*WHAT THE EXERCISE ASKS:*
Lift out each line of the data that holds "right".

(RECORDS FOR THIS TASK begins)

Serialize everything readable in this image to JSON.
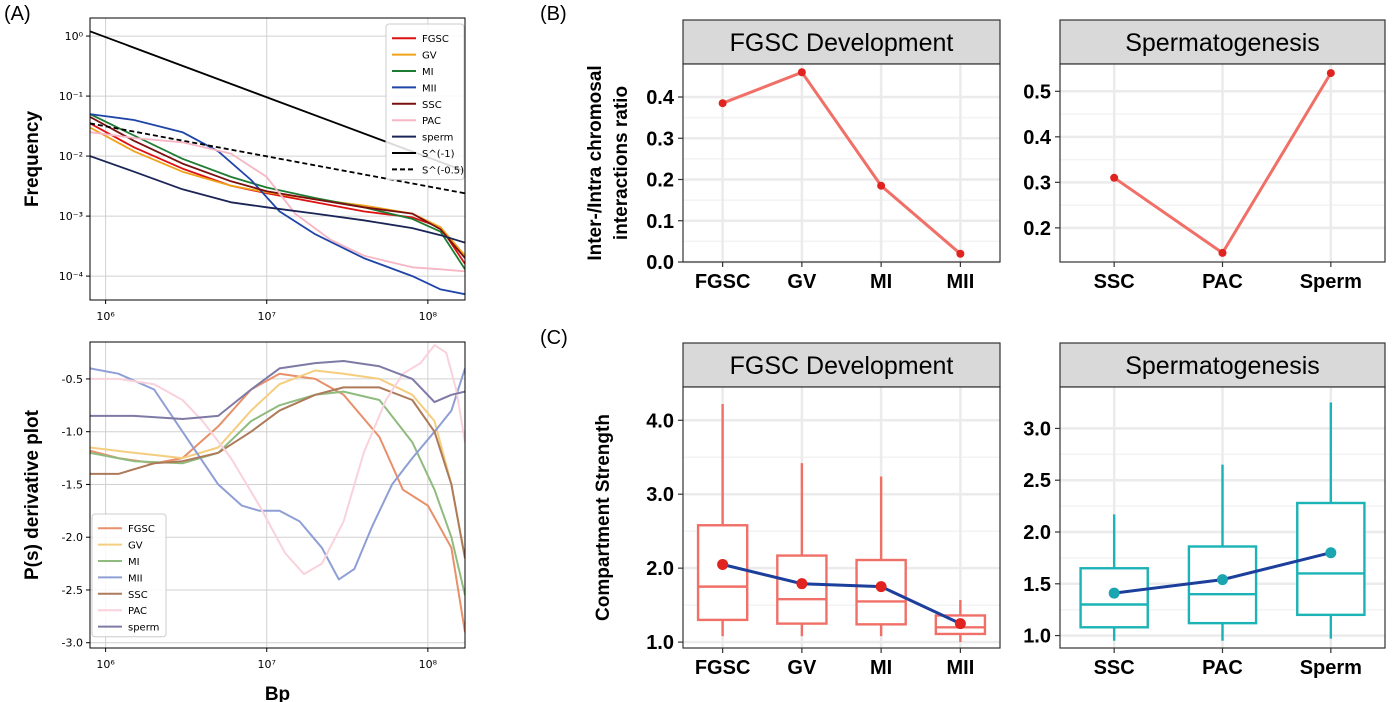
{
  "panel_letters": {
    "a": "(A)",
    "b": "(B)",
    "c": "(C)"
  },
  "colors": {
    "FGSC": "#dd1111",
    "GV": "#f0a21a",
    "MI": "#1e7b32",
    "MII": "#1f45a8",
    "SSC": "#7a1010",
    "PAC": "#f6b6c4",
    "sperm": "#1b2456",
    "deriv_FGSC": "#e8906a",
    "deriv_GV": "#f5cd7e",
    "deriv_MI": "#8fbb7f",
    "deriv_MII": "#8f9fd6",
    "deriv_SSC": "#ad7a5a",
    "deriv_PAC": "#f9d2db",
    "deriv_sperm": "#7e7aa6",
    "strip_fill": "#d9d9d9",
    "panel_grid": "#ebebeb",
    "salmon": "#f07067",
    "teal": "#1bb3b6",
    "mean_red": "#e0231e",
    "mean_blue": "#1d3f9c",
    "mean_teal": "#1aa5b0"
  },
  "chart_data": [
    {
      "id": "A-top",
      "type": "line",
      "ylabel": "Frequency",
      "xscale": "log",
      "yscale": "log",
      "xlim": [
        800000,
        170000000
      ],
      "ylim": [
        4e-05,
        2
      ],
      "x_ticks": [
        {
          "v": 1000000,
          "label": "10⁶"
        },
        {
          "v": 10000000,
          "label": "10⁷"
        },
        {
          "v": 100000000,
          "label": "10⁸"
        }
      ],
      "y_ticks": [
        {
          "v": 1,
          "label": "10⁰"
        },
        {
          "v": 0.1,
          "label": "10⁻¹"
        },
        {
          "v": 0.01,
          "label": "10⁻²"
        },
        {
          "v": 0.001,
          "label": "10⁻³"
        },
        {
          "v": 0.0001,
          "label": "10⁻⁴"
        }
      ],
      "grid": true,
      "legend_position": "top-right",
      "series": [
        {
          "name": "FGSC",
          "style": "solid",
          "x": [
            800000,
            1500000,
            3000000,
            6000000,
            10000000,
            20000000,
            40000000,
            80000000,
            120000000,
            170000000
          ],
          "y": [
            0.035,
            0.014,
            0.0062,
            0.0032,
            0.0024,
            0.0017,
            0.0012,
            0.00095,
            0.00065,
            0.00016
          ]
        },
        {
          "name": "GV",
          "style": "solid",
          "x": [
            800000,
            1500000,
            3000000,
            6000000,
            10000000,
            20000000,
            40000000,
            80000000,
            120000000,
            170000000
          ],
          "y": [
            0.03,
            0.012,
            0.0055,
            0.0032,
            0.0025,
            0.0019,
            0.0015,
            0.0011,
            0.00065,
            0.00022
          ]
        },
        {
          "name": "MI",
          "style": "solid",
          "x": [
            800000,
            1500000,
            3000000,
            6000000,
            10000000,
            20000000,
            40000000,
            80000000,
            120000000,
            170000000
          ],
          "y": [
            0.05,
            0.022,
            0.009,
            0.0045,
            0.003,
            0.002,
            0.0014,
            0.0009,
            0.00055,
            0.00013
          ]
        },
        {
          "name": "MII",
          "style": "solid",
          "x": [
            800000,
            1500000,
            3000000,
            5000000,
            8000000,
            12000000,
            20000000,
            40000000,
            80000000,
            120000000,
            170000000
          ],
          "y": [
            0.05,
            0.04,
            0.025,
            0.012,
            0.004,
            0.0012,
            0.0005,
            0.0002,
            0.0001,
            6e-05,
            5e-05
          ]
        },
        {
          "name": "SSC",
          "style": "solid",
          "x": [
            800000,
            1500000,
            3000000,
            6000000,
            10000000,
            20000000,
            40000000,
            80000000,
            120000000,
            170000000
          ],
          "y": [
            0.045,
            0.018,
            0.0075,
            0.0038,
            0.0026,
            0.0019,
            0.0014,
            0.0011,
            0.0006,
            0.0002
          ]
        },
        {
          "name": "PAC",
          "style": "solid",
          "x": [
            800000,
            1500000,
            3000000,
            6000000,
            10000000,
            15000000,
            25000000,
            40000000,
            80000000,
            120000000,
            170000000
          ],
          "y": [
            0.025,
            0.02,
            0.017,
            0.011,
            0.0045,
            0.0011,
            0.0004,
            0.00022,
            0.00014,
            0.00013,
            0.00012
          ]
        },
        {
          "name": "sperm",
          "style": "solid",
          "x": [
            800000,
            1500000,
            3000000,
            6000000,
            10000000,
            20000000,
            40000000,
            80000000,
            120000000,
            170000000
          ],
          "y": [
            0.01,
            0.0055,
            0.0028,
            0.0017,
            0.0014,
            0.0011,
            0.00085,
            0.00063,
            0.00048,
            0.00036
          ]
        },
        {
          "name": "S^(-1)",
          "style": "solid",
          "color": "#000000",
          "x": [
            800000,
            170000000
          ],
          "y": [
            1.2,
            0.0056
          ]
        },
        {
          "name": "S^(-0.5)",
          "style": "dashed",
          "color": "#000000",
          "x": [
            800000,
            170000000
          ],
          "y": [
            0.035,
            0.0024
          ]
        }
      ]
    },
    {
      "id": "A-bottom",
      "type": "line",
      "xlabel": "Bp",
      "ylabel": "P(s) derivative plot",
      "xscale": "log",
      "xlim": [
        800000,
        170000000
      ],
      "ylim": [
        -3.05,
        -0.15
      ],
      "x_ticks": [
        {
          "v": 1000000,
          "label": "10⁶"
        },
        {
          "v": 10000000,
          "label": "10⁷"
        },
        {
          "v": 100000000,
          "label": "10⁸"
        }
      ],
      "y_ticks": [
        {
          "v": -0.5,
          "label": "-0.5"
        },
        {
          "v": -1.0,
          "label": "-1.0"
        },
        {
          "v": -1.5,
          "label": "-1.5"
        },
        {
          "v": -2.0,
          "label": "-2.0"
        },
        {
          "v": -2.5,
          "label": "-2.5"
        },
        {
          "v": -3.0,
          "label": "-3.0"
        }
      ],
      "grid": true,
      "legend_position": "bottom-left",
      "series": [
        {
          "name": "FGSC",
          "x": [
            800000,
            1200000,
            2000000,
            3000000,
            5000000,
            8000000,
            12000000,
            20000000,
            30000000,
            50000000,
            70000000,
            100000000,
            140000000,
            170000000
          ],
          "y": [
            -1.18,
            -1.25,
            -1.3,
            -1.25,
            -0.95,
            -0.6,
            -0.45,
            -0.5,
            -0.65,
            -1.05,
            -1.55,
            -1.7,
            -2.1,
            -2.9
          ]
        },
        {
          "name": "GV",
          "x": [
            800000,
            1500000,
            3000000,
            5000000,
            8000000,
            12000000,
            20000000,
            30000000,
            50000000,
            80000000,
            110000000,
            140000000,
            170000000
          ],
          "y": [
            -1.15,
            -1.2,
            -1.25,
            -1.15,
            -0.8,
            -0.55,
            -0.42,
            -0.45,
            -0.5,
            -0.65,
            -0.9,
            -1.5,
            -2.2
          ]
        },
        {
          "name": "MI",
          "x": [
            800000,
            1500000,
            3000000,
            5000000,
            8000000,
            12000000,
            20000000,
            30000000,
            50000000,
            80000000,
            110000000,
            140000000,
            170000000
          ],
          "y": [
            -1.2,
            -1.28,
            -1.3,
            -1.2,
            -0.9,
            -0.75,
            -0.65,
            -0.62,
            -0.7,
            -1.1,
            -1.55,
            -2.0,
            -2.55
          ]
        },
        {
          "name": "MII",
          "x": [
            800000,
            1200000,
            2000000,
            3000000,
            5000000,
            7000000,
            9000000,
            12000000,
            16000000,
            22000000,
            28000000,
            35000000,
            45000000,
            60000000,
            80000000,
            110000000,
            140000000,
            170000000
          ],
          "y": [
            -0.4,
            -0.45,
            -0.6,
            -1.0,
            -1.5,
            -1.7,
            -1.75,
            -1.75,
            -1.85,
            -2.1,
            -2.4,
            -2.3,
            -1.9,
            -1.5,
            -1.25,
            -1.0,
            -0.8,
            -0.4
          ]
        },
        {
          "name": "SSC",
          "x": [
            800000,
            1200000,
            2000000,
            3000000,
            5000000,
            8000000,
            12000000,
            20000000,
            30000000,
            50000000,
            80000000,
            110000000,
            140000000,
            170000000
          ],
          "y": [
            -1.4,
            -1.4,
            -1.3,
            -1.28,
            -1.2,
            -1.0,
            -0.8,
            -0.65,
            -0.58,
            -0.58,
            -0.7,
            -1.0,
            -1.5,
            -2.2
          ]
        },
        {
          "name": "PAC",
          "x": [
            800000,
            1200000,
            2000000,
            3000000,
            4000000,
            6000000,
            9000000,
            13000000,
            17000000,
            22000000,
            30000000,
            40000000,
            55000000,
            70000000,
            90000000,
            110000000,
            130000000,
            150000000,
            170000000
          ],
          "y": [
            -0.5,
            -0.5,
            -0.55,
            -0.7,
            -0.9,
            -1.25,
            -1.7,
            -2.15,
            -2.35,
            -2.25,
            -1.85,
            -1.2,
            -0.7,
            -0.45,
            -0.35,
            -0.18,
            -0.25,
            -0.6,
            -1.1
          ]
        },
        {
          "name": "sperm",
          "x": [
            800000,
            1500000,
            3000000,
            5000000,
            8000000,
            12000000,
            20000000,
            30000000,
            50000000,
            80000000,
            110000000,
            140000000,
            170000000
          ],
          "y": [
            -0.85,
            -0.85,
            -0.88,
            -0.85,
            -0.6,
            -0.4,
            -0.35,
            -0.33,
            -0.38,
            -0.5,
            -0.72,
            -0.65,
            -0.62
          ]
        }
      ]
    },
    {
      "id": "B-left",
      "type": "line",
      "strip_title": "FGSC Development",
      "ylabel_lines": [
        "Inter-/Intra chromosal",
        "interactions ratio"
      ],
      "categories": [
        "FGSC",
        "GV",
        "MI",
        "MII"
      ],
      "values": [
        0.385,
        0.46,
        0.185,
        0.02
      ],
      "ylim": [
        0,
        0.48
      ],
      "y_ticks": [
        0.0,
        0.1,
        0.2,
        0.3,
        0.4
      ],
      "y_tick_labels": [
        "0.0",
        "0.1",
        "0.2",
        "0.3",
        "0.4"
      ],
      "grid": true
    },
    {
      "id": "B-right",
      "type": "line",
      "strip_title": "Spermatogenesis",
      "categories": [
        "SSC",
        "PAC",
        "Sperm"
      ],
      "values": [
        0.31,
        0.145,
        0.54
      ],
      "ylim": [
        0.125,
        0.56
      ],
      "y_ticks": [
        0.2,
        0.3,
        0.4,
        0.5
      ],
      "y_tick_labels": [
        "0.2",
        "0.3",
        "0.4",
        "0.5"
      ],
      "grid": true
    },
    {
      "id": "C-left",
      "type": "box",
      "strip_title": "FGSC Development",
      "ylabel": "Compartment Strength",
      "categories": [
        "FGSC",
        "GV",
        "MI",
        "MII"
      ],
      "boxes": [
        {
          "min": 1.08,
          "q1": 1.3,
          "median": 1.75,
          "q3": 2.58,
          "max": 4.22
        },
        {
          "min": 1.08,
          "q1": 1.25,
          "median": 1.58,
          "q3": 2.17,
          "max": 3.42
        },
        {
          "min": 1.08,
          "q1": 1.24,
          "median": 1.55,
          "q3": 2.11,
          "max": 3.24
        },
        {
          "min": 1.0,
          "q1": 1.11,
          "median": 1.2,
          "q3": 1.36,
          "max": 1.57
        }
      ],
      "means": [
        2.05,
        1.79,
        1.75,
        1.25
      ],
      "ylim": [
        0.92,
        4.45
      ],
      "y_ticks": [
        1.0,
        2.0,
        3.0,
        4.0
      ],
      "y_tick_labels": [
        "1.0",
        "2.0",
        "3.0",
        "4.0"
      ],
      "grid": true
    },
    {
      "id": "C-right",
      "type": "box",
      "strip_title": "Spermatogenesis",
      "categories": [
        "SSC",
        "PAC",
        "Sperm"
      ],
      "boxes": [
        {
          "min": 0.95,
          "q1": 1.08,
          "median": 1.3,
          "q3": 1.65,
          "max": 2.17
        },
        {
          "min": 0.95,
          "q1": 1.12,
          "median": 1.4,
          "q3": 1.86,
          "max": 2.65
        },
        {
          "min": 0.97,
          "q1": 1.2,
          "median": 1.6,
          "q3": 2.28,
          "max": 3.25
        }
      ],
      "means": [
        1.41,
        1.54,
        1.8
      ],
      "ylim": [
        0.88,
        3.4
      ],
      "y_ticks": [
        1.0,
        1.5,
        2.0,
        2.5,
        3.0
      ],
      "y_tick_labels": [
        "1.0",
        "1.5",
        "2.0",
        "2.5",
        "3.0"
      ],
      "grid": true
    }
  ]
}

(RECORDS FOR THIS TASK ends)

*RESULT:*
      "legend_position": "top-right",
      "id": "B-right",
      "id": "C-right",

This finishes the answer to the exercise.